Pick out the lines below with "follows" and list them.

──────── SUPPLIED RECORDS ────────

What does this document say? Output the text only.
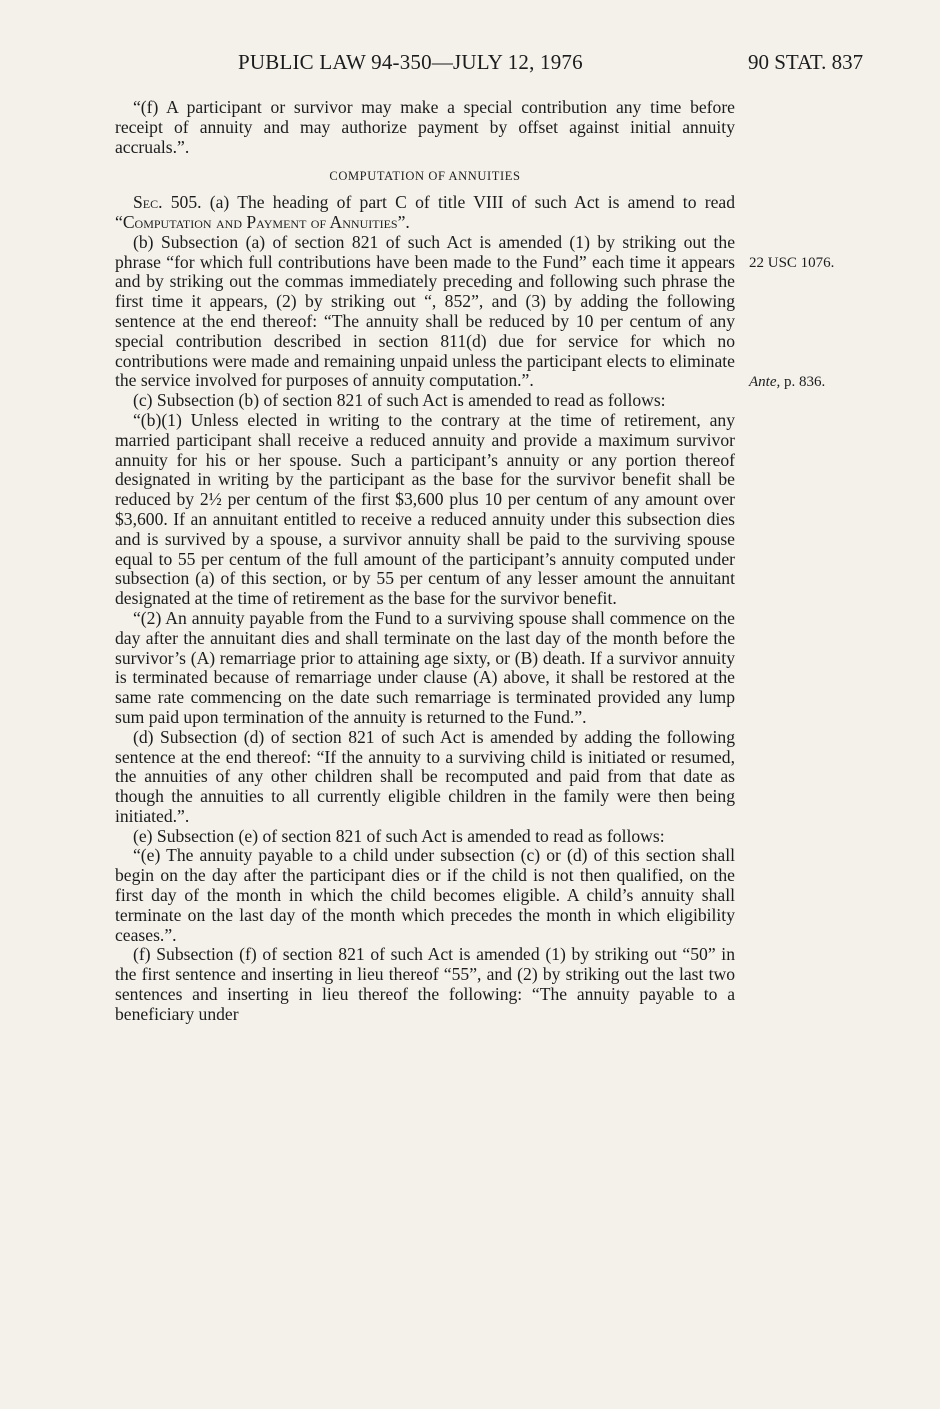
PUBLIC LAW 94-350—JULY 12, 1976	90 STAT. 837
22 USC 1076.
Ante, p. 836.

“(f) A participant or survivor may make a special contribution any time before receipt of annuity and may authorize payment by offset against initial annuity accruals.”.

COMPUTATION OF ANNUITIES

Sec. 505. (a) The heading of part C of title VIII of such Act is amend to read “Computation and Payment of Annuities”.

(b) Subsection (a) of section 821 of such Act is amended (1) by striking out the phrase “for which full contributions have been made to the Fund” each time it appears and by striking out the commas immediately preceding and following such phrase the first time it appears, (2) by striking out “, 852”, and (3) by adding the following sentence at the end thereof: “The annuity shall be reduced by 10 per centum of any special contribution described in section 811(d) due for service for which no contributions were made and remaining unpaid unless the participant elects to eliminate the service involved for purposes of annuity computation.”.

(c) Subsection (b) of section 821 of such Act is amended to read as follows:

“(b)(1) Unless elected in writing to the contrary at the time of retirement, any married participant shall receive a reduced annuity and provide a maximum survivor annuity for his or her spouse. Such a participant’s annuity or any portion thereof designated in writing by the participant as the base for the survivor benefit shall be reduced by 2½ per centum of the first $3,600 plus 10 per centum of any amount over $3,600. If an annuitant entitled to receive a reduced annuity under this subsection dies and is survived by a spouse, a survivor annuity shall be paid to the surviving spouse equal to 55 per centum of the full amount of the participant’s annuity computed under subsection (a) of this section, or by 55 per centum of any lesser amount the annuitant designated at the time of retirement as the base for the survivor benefit.

“(2) An annuity payable from the Fund to a surviving spouse shall commence on the day after the annuitant dies and shall terminate on the last day of the month before the survivor’s (A) remarriage prior to attaining age sixty, or (B) death. If a survivor annuity is terminated because of remarriage under clause (A) above, it shall be restored at the same rate commencing on the date such remarriage is terminated provided any lump sum paid upon termination of the annuity is returned to the Fund.”.

(d) Subsection (d) of section 821 of such Act is amended by adding the following sentence at the end thereof: “If the annuity to a surviving child is initiated or resumed, the annuities of any other children shall be recomputed and paid from that date as though the annuities to all currently eligible children in the family were then being initiated.”.

(e) Subsection (e) of section 821 of such Act is amended to read as follows:

“(e) The annuity payable to a child under subsection (c) or (d) of this section shall begin on the day after the participant dies or if the child is not then qualified, on the first day of the month in which the child becomes eligible. A child’s annuity shall terminate on the last day of the month which precedes the month in which eligibility ceases.”.

(f) Subsection (f) of section 821 of such Act is amended (1) by striking out “50” in the first sentence and inserting in lieu thereof “55”, and (2) by striking out the last two sentences and inserting in lieu thereof the following: “The annuity payable to a beneficiary under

────────

TASK RESPONSE:
(c) Subsection (b) of section 821 of such Act is amended to read as follows:
(e) Subsection (e) of section 821 of such Act is amended to read as follows:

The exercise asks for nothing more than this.